WHAT TO WORK ON
Find the lines of data that contain the string "Kappaletta", then list them.

——————

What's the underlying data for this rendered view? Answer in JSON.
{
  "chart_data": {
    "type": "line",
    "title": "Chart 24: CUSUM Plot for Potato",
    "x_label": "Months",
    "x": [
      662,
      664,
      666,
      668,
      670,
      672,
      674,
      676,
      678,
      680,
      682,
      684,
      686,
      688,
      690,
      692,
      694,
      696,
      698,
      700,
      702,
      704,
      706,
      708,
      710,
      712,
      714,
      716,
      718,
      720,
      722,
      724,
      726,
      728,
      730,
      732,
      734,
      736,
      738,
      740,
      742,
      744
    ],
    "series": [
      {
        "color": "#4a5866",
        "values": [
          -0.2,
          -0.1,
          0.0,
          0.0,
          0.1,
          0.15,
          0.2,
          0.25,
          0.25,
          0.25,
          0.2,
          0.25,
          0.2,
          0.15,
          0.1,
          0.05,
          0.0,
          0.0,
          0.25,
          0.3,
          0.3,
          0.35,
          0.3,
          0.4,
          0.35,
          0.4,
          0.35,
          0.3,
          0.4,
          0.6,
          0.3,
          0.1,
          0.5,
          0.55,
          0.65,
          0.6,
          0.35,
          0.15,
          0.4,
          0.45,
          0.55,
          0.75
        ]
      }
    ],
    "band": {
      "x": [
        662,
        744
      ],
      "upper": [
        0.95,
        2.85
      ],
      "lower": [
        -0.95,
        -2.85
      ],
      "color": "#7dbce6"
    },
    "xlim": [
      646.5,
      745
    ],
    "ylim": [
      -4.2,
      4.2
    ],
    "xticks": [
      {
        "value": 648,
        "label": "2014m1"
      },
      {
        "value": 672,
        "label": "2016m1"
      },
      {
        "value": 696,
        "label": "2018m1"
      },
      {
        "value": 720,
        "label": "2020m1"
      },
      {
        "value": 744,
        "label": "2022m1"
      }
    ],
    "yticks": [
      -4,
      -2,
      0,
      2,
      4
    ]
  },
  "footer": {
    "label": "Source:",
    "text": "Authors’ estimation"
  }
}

——————

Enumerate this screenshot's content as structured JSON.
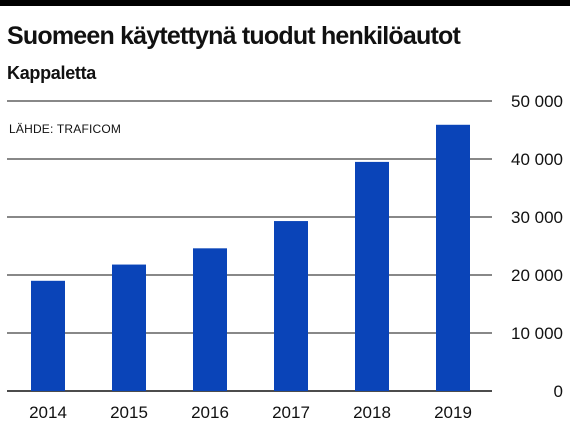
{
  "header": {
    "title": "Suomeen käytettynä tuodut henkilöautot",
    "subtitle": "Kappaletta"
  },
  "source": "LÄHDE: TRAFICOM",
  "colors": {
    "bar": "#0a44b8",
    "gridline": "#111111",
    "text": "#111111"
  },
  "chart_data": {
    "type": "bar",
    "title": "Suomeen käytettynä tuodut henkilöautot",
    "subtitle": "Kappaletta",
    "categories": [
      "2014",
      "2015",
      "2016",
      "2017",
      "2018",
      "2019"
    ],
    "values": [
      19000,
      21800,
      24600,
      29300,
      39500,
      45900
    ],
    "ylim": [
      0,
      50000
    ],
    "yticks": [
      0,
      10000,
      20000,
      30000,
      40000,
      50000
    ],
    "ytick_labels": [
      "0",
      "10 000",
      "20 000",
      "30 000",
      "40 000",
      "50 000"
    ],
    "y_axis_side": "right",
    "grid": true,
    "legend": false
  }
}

——————

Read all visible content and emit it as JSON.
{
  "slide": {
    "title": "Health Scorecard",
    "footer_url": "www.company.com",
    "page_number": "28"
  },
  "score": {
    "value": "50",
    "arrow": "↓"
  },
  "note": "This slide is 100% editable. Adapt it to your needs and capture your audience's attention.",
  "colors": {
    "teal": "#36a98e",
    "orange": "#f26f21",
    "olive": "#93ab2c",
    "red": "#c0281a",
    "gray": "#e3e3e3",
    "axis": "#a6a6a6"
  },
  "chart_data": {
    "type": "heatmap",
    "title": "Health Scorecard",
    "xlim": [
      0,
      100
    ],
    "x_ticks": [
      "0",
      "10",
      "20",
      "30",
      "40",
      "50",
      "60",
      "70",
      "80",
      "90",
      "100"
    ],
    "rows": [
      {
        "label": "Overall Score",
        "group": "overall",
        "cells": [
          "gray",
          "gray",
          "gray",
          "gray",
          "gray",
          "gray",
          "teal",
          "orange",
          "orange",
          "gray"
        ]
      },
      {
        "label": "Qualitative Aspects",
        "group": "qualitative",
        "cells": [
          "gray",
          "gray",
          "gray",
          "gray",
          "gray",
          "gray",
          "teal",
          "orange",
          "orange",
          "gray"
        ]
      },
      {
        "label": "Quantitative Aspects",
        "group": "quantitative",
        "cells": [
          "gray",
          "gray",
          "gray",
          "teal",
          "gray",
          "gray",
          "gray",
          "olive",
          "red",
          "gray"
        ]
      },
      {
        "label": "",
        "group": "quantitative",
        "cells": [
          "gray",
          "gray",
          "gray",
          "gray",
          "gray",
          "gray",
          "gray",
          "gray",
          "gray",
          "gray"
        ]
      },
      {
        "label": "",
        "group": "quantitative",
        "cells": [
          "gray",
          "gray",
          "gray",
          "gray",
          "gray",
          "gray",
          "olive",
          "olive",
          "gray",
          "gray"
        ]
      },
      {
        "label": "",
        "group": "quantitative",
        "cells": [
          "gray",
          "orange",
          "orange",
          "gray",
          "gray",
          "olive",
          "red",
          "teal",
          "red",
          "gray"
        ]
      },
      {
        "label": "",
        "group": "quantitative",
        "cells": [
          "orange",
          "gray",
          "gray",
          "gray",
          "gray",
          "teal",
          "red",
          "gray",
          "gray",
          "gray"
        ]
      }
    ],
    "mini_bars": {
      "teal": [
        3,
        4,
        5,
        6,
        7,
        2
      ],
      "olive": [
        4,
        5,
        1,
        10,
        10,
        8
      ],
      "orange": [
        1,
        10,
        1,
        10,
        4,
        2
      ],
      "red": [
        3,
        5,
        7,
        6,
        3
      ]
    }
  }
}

——————

ANSWER TO THIS TASK
    "subtitle": "Kappaletta"
    "subtitle": "Kappaletta",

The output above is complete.